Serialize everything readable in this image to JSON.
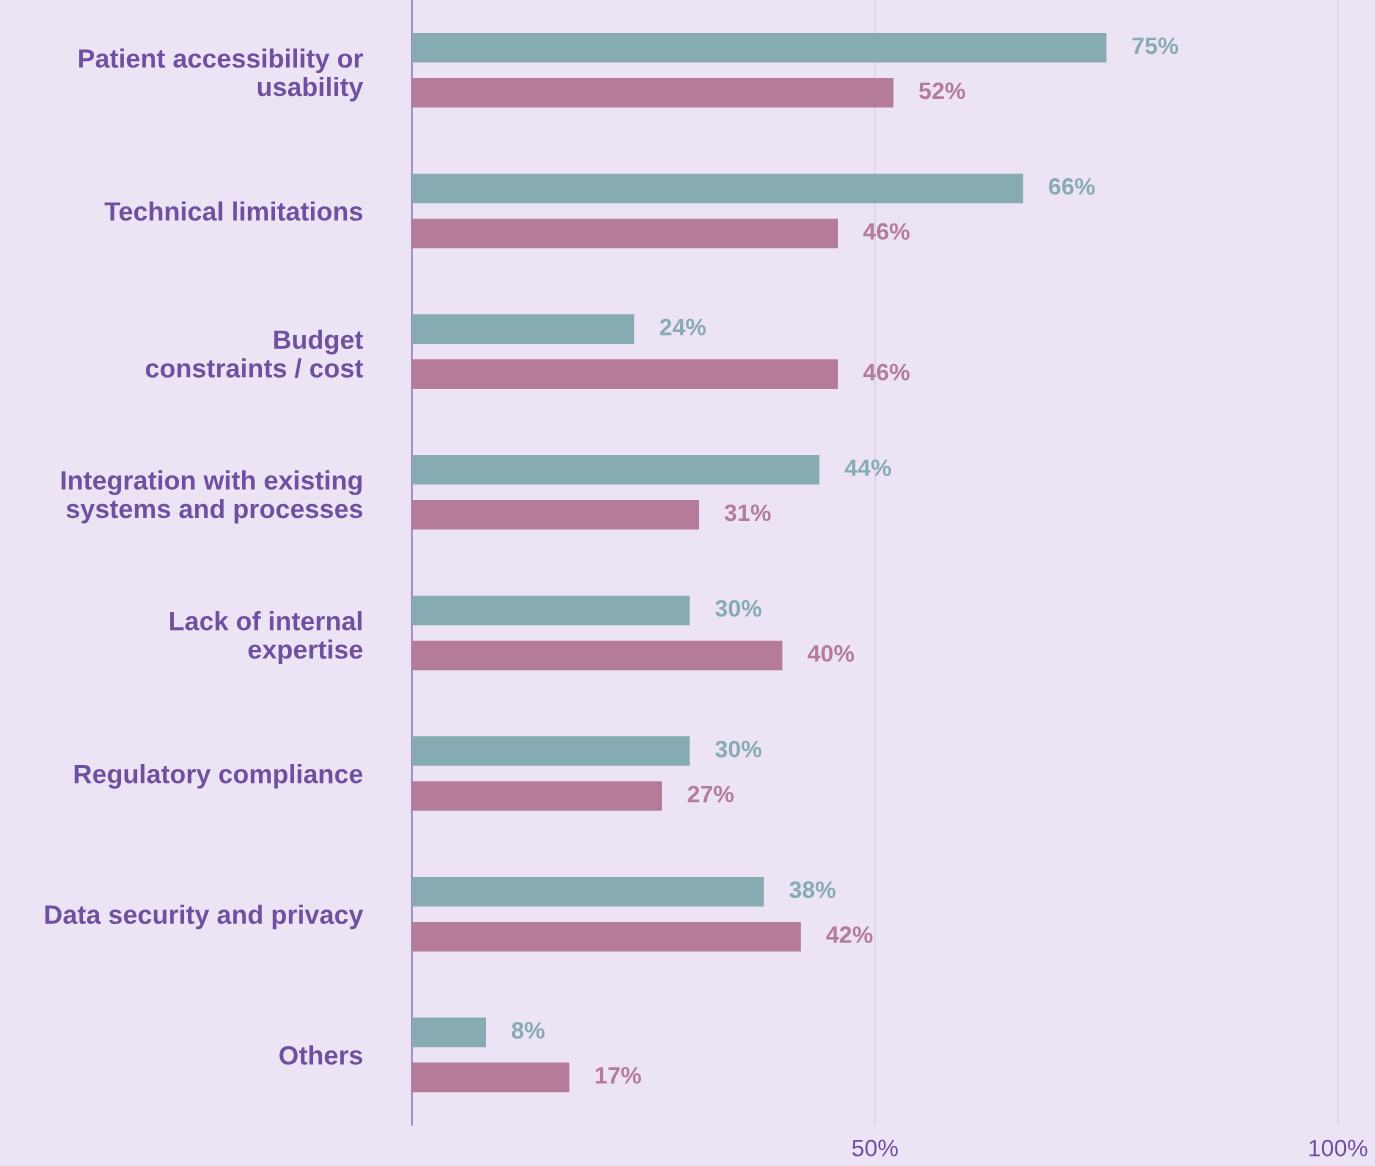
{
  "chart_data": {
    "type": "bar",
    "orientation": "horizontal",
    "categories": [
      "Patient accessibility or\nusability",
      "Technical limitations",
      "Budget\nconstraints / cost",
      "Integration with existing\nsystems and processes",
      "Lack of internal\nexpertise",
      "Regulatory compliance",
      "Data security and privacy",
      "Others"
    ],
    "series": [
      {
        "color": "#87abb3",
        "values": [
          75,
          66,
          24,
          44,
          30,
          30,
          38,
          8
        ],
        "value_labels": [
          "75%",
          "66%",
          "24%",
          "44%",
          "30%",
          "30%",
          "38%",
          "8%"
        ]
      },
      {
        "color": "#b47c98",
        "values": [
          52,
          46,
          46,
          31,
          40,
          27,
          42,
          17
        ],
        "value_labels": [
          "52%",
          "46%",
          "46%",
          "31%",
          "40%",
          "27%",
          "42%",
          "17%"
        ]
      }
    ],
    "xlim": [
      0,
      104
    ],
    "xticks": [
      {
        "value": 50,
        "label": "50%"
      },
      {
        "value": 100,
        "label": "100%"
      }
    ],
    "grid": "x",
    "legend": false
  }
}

++++++++++++++++++++

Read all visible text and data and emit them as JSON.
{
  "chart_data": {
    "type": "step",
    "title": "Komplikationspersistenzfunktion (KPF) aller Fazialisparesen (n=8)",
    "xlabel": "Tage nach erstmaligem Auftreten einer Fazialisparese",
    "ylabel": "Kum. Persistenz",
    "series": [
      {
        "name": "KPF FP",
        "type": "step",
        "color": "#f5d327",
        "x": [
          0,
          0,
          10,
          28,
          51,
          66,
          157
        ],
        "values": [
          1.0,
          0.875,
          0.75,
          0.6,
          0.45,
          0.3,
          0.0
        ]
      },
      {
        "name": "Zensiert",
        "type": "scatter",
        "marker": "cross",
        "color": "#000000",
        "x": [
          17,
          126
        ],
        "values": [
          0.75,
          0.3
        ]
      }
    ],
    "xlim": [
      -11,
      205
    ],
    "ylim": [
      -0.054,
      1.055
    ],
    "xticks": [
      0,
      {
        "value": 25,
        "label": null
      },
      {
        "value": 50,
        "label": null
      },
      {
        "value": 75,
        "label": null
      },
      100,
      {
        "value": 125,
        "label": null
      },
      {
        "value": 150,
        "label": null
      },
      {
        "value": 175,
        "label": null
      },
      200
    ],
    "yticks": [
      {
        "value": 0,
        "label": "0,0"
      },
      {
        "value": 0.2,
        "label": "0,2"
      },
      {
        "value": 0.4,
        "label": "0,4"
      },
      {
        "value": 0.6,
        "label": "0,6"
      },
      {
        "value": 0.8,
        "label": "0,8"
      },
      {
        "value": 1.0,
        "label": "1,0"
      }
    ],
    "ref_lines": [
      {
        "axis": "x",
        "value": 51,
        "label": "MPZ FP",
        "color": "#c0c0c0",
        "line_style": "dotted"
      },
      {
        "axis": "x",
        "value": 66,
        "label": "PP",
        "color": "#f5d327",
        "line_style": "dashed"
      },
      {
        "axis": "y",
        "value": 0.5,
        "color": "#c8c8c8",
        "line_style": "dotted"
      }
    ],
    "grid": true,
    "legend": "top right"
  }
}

++++++++++++++++++++

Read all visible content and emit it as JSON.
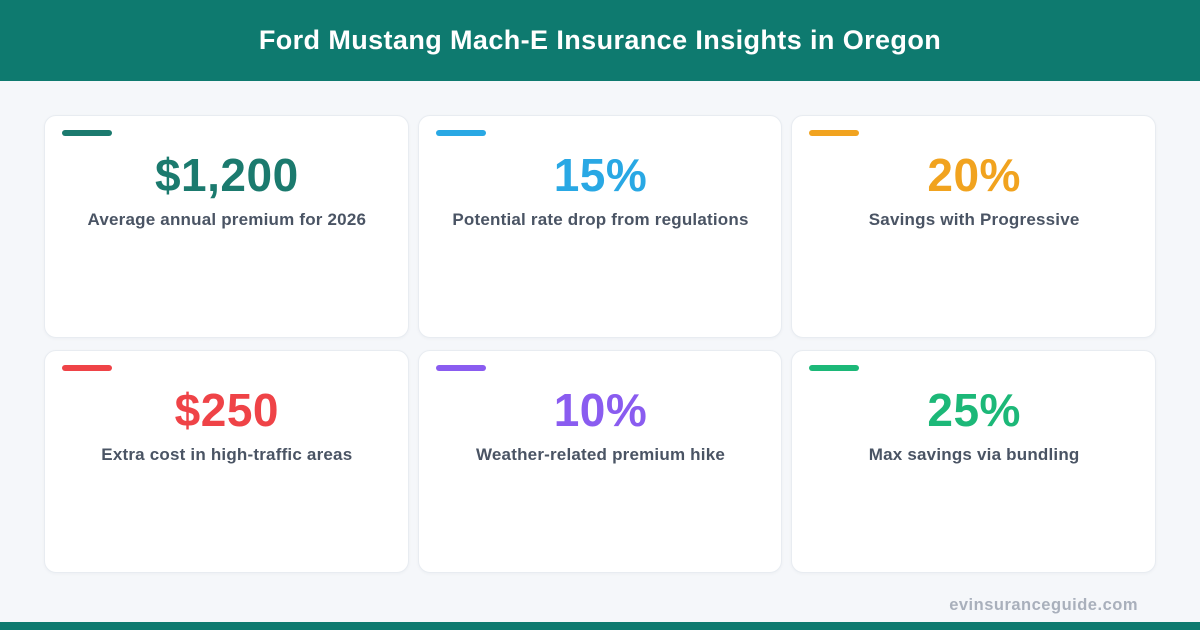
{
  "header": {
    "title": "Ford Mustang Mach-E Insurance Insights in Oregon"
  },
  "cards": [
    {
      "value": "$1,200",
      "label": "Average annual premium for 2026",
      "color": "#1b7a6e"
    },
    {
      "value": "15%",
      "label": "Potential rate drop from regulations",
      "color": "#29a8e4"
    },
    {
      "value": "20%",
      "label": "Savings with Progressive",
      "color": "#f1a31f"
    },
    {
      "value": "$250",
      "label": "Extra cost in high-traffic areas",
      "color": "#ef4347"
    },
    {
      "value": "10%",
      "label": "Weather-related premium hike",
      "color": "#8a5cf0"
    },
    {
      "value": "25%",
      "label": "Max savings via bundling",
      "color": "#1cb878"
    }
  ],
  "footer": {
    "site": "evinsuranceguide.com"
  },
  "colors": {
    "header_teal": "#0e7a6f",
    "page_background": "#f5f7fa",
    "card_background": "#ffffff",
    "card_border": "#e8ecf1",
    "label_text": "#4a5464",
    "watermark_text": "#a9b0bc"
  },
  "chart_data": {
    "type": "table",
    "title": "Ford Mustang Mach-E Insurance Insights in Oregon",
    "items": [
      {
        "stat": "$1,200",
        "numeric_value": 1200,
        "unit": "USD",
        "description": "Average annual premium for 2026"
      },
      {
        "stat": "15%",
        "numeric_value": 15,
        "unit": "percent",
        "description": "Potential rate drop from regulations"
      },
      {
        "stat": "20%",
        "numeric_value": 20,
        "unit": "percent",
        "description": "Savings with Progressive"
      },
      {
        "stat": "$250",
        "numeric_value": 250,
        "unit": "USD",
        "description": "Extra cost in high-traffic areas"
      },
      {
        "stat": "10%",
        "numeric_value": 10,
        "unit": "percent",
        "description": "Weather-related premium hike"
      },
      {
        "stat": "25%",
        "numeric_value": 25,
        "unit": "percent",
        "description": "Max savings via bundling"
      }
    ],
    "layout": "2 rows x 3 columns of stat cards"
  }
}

++++++++++++++++++++

▸ Exercise brief
Lines that include the word "type" are to be extracted from the data above.

▸ Output of the task
    "type": "bar",
    "type": "step",
        "type": "step",
        "type": "scatter",
    "type": "table",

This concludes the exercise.